- _EXERCISE DESCRIPTION_: Beneath this task is a listing; retype all of it exactly.

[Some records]

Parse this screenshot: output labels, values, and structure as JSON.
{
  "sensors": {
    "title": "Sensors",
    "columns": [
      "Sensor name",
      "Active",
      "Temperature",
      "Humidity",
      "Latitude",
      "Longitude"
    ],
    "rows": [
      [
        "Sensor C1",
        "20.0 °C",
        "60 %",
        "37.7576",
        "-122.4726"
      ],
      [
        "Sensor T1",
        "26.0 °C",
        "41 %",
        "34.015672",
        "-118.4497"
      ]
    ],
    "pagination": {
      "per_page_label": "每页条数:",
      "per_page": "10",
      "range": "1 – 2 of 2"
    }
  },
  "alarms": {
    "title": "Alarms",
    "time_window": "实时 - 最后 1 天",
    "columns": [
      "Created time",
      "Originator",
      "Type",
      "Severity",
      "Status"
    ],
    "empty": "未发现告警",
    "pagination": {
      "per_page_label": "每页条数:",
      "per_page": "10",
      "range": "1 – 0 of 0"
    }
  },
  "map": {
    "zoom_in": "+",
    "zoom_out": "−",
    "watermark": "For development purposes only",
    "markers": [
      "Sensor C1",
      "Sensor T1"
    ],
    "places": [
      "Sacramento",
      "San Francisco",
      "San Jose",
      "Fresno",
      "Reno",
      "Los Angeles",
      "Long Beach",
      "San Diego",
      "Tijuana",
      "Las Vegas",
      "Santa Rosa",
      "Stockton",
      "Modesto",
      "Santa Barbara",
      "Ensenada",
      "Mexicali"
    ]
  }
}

- _SOLUTION FOR THIS TASK_:
Parse this screenshot: output labels, values, and structure as JSON.
{
  "sensors": {
    "title": "Sensors",
    "columns": [
      "Sensor name",
      "Active",
      "Temperature",
      "Humidity",
      "Latitude",
      "Longitude"
    ],
    "rows": [
      [
        "Sensor C1",
        "20.0 °C",
        "60 %",
        "37.7576",
        "-122.4726"
      ],
      [
        "Sensor T1",
        "26.0 °C",
        "41 %",
        "34.015672",
        "-118.4497"
      ]
    ],
    "pagination": {
      "per_page_label": "每页条数:",
      "per_page": "10",
      "range": "1 – 2 of 2"
    }
  },
  "alarms": {
    "title": "Alarms",
    "time_window": "实时 - 最后 1 天",
    "columns": [
      "Created time",
      "Originator",
      "Type",
      "Severity",
      "Status"
    ],
    "empty": "未发现告警",
    "pagination": {
      "per_page_label": "每页条数:",
      "per_page": "10",
      "range": "1 – 0 of 0"
    }
  },
  "map": {
    "zoom_in": "+",
    "zoom_out": "−",
    "watermark": "For development purposes only",
    "markers": [
      "Sensor C1",
      "Sensor T1"
    ],
    "places": [
      "Sacramento",
      "San Francisco",
      "San Jose",
      "Fresno",
      "Reno",
      "Los Angeles",
      "Long Beach",
      "San Diego",
      "Tijuana",
      "Las Vegas",
      "Santa Rosa",
      "Stockton",
      "Modesto",
      "Santa Barbara",
      "Ensenada",
      "Mexicali"
    ]
  }
}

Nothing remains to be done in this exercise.